### Exercise aim
Search the material for the word "dicapai" and copy each line that holds it.

(Data excerpts)
--- BEGIN ---
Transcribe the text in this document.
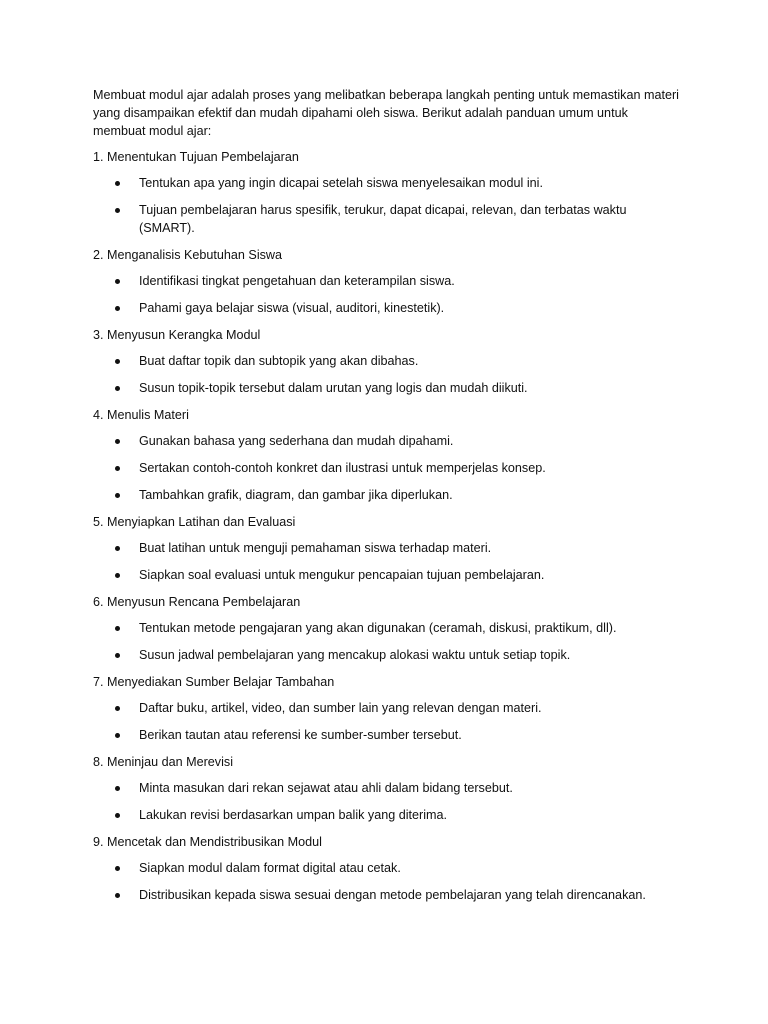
Membuat modul ajar adalah proses yang melibatkan beberapa langkah penting untuk memastikan materi yang disampaikan efektif dan mudah dipahami oleh siswa. Berikut adalah panduan umum untuk membuat modul ajar:

1. Menentukan Tujuan Pembelajaran

Tentukan apa yang ingin dicapai setelah siswa menyelesaikan modul ini.
Tujuan pembelajaran harus spesifik, terukur, dapat dicapai, relevan, dan terbatas waktu (SMART).

2. Menganalisis Kebutuhan Siswa

Identifikasi tingkat pengetahuan dan keterampilan siswa.
Pahami gaya belajar siswa (visual, auditori, kinestetik).

3. Menyusun Kerangka Modul

Buat daftar topik dan subtopik yang akan dibahas.
Susun topik-topik tersebut dalam urutan yang logis dan mudah diikuti.

4. Menulis Materi

Gunakan bahasa yang sederhana dan mudah dipahami.
Sertakan contoh-contoh konkret dan ilustrasi untuk memperjelas konsep.
Tambahkan grafik, diagram, dan gambar jika diperlukan.

5. Menyiapkan Latihan dan Evaluasi

Buat latihan untuk menguji pemahaman siswa terhadap materi.
Siapkan soal evaluasi untuk mengukur pencapaian tujuan pembelajaran.

6. Menyusun Rencana Pembelajaran

Tentukan metode pengajaran yang akan digunakan (ceramah, diskusi, praktikum, dll).
Susun jadwal pembelajaran yang mencakup alokasi waktu untuk setiap topik.

7. Menyediakan Sumber Belajar Tambahan

Daftar buku, artikel, video, dan sumber lain yang relevan dengan materi.
Berikan tautan atau referensi ke sumber-sumber tersebut.

8. Meninjau dan Merevisi

Minta masukan dari rekan sejawat atau ahli dalam bidang tersebut.
Lakukan revisi berdasarkan umpan balik yang diterima.

9. Mencetak dan Mendistribusikan Modul

Siapkan modul dalam format digital atau cetak.
Distribusikan kepada siswa sesuai dengan metode pembelajaran yang telah direncanakan.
--- END ---
### Task answer
Tentukan apa yang ingin dicapai setelah siswa menyelesaikan modul ini.
Tujuan pembelajaran harus spesifik, terukur, dapat dicapai, relevan, dan terbatas waktu (SMART).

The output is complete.